WORK TO DO :: For each line in the data below that holds "округов", return a copy.

[Collected data]
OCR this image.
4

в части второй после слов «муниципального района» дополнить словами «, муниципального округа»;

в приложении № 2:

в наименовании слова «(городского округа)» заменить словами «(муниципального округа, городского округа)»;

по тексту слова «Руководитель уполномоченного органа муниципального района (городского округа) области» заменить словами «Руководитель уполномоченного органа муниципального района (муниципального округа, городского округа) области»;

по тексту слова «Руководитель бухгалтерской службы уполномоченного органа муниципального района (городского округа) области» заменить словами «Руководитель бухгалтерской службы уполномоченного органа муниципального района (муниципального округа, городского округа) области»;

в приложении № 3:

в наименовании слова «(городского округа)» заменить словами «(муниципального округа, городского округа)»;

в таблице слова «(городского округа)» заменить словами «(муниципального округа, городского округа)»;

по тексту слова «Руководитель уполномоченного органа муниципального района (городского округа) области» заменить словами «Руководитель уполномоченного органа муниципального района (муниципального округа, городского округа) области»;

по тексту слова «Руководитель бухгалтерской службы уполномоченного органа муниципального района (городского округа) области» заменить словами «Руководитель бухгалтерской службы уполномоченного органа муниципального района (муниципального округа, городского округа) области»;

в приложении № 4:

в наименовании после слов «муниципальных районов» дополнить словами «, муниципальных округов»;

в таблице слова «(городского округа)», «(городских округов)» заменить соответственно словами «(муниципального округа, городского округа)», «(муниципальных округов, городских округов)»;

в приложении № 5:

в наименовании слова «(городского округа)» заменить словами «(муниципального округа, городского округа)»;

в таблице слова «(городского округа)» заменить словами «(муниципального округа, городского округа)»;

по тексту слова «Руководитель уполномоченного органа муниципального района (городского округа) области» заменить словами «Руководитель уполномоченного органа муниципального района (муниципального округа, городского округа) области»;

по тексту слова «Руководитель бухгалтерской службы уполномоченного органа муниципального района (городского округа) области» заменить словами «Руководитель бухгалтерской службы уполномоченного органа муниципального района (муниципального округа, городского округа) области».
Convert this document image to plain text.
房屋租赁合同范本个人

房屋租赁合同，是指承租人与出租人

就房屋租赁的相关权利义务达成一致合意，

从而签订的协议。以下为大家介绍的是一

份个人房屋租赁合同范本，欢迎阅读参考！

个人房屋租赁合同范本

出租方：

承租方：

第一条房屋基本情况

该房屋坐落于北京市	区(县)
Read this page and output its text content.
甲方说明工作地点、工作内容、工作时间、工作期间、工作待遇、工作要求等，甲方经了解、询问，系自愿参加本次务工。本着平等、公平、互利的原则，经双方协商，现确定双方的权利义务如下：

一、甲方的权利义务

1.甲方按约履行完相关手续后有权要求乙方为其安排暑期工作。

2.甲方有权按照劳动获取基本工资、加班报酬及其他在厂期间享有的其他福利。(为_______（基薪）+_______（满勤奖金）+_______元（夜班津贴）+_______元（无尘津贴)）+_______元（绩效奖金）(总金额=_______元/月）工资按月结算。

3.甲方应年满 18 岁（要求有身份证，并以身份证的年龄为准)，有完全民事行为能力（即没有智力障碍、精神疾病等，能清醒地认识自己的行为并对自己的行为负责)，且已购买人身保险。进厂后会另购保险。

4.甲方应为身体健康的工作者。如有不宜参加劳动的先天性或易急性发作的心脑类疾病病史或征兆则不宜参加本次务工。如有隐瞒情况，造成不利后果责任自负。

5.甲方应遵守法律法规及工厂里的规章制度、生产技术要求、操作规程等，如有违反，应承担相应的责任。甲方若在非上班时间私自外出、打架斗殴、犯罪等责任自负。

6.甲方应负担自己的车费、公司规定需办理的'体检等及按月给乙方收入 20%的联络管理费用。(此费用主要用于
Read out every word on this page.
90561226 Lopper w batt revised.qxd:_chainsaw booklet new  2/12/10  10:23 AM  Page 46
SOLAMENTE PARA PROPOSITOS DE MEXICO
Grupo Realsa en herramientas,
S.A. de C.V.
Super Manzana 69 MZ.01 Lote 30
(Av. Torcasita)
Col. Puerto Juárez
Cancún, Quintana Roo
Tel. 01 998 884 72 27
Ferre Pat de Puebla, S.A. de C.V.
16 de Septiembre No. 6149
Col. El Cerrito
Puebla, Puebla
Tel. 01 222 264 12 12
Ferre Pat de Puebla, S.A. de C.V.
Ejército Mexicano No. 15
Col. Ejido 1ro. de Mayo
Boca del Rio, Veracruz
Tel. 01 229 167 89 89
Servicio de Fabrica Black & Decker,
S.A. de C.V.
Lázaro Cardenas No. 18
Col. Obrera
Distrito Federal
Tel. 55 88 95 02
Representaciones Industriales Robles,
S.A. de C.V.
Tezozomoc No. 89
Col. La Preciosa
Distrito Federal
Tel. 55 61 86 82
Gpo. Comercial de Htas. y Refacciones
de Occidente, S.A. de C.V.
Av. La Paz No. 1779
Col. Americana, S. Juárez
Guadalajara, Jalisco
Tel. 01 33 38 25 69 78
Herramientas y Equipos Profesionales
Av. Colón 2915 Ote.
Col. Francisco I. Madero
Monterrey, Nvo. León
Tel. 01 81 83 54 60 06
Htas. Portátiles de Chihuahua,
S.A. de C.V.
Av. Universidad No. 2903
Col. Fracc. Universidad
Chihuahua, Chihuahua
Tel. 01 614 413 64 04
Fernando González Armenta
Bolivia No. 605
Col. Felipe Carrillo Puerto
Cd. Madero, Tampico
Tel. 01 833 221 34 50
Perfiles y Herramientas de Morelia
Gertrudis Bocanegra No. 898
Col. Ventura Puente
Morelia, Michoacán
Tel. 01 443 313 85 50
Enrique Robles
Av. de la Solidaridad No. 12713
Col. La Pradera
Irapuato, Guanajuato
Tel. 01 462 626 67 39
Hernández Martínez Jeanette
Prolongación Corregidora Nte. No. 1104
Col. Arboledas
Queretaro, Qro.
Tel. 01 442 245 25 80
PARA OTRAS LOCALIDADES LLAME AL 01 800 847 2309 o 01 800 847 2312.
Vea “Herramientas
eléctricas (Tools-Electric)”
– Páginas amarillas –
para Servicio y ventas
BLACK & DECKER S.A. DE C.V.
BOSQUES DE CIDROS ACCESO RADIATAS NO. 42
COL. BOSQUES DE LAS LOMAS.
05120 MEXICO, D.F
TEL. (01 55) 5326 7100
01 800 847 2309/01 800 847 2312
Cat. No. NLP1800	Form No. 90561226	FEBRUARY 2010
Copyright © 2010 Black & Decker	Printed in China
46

RESULT FOR THIS TASK ::
в наименовании после слов «муниципальных районов» дополнить словами «, муниципальных округов»;
в таблице слова «(городского округа)», «(городских округов)» заменить соответственно словами «(муниципального округа, городского округа)», «(муниципальных округов, городских округов)»;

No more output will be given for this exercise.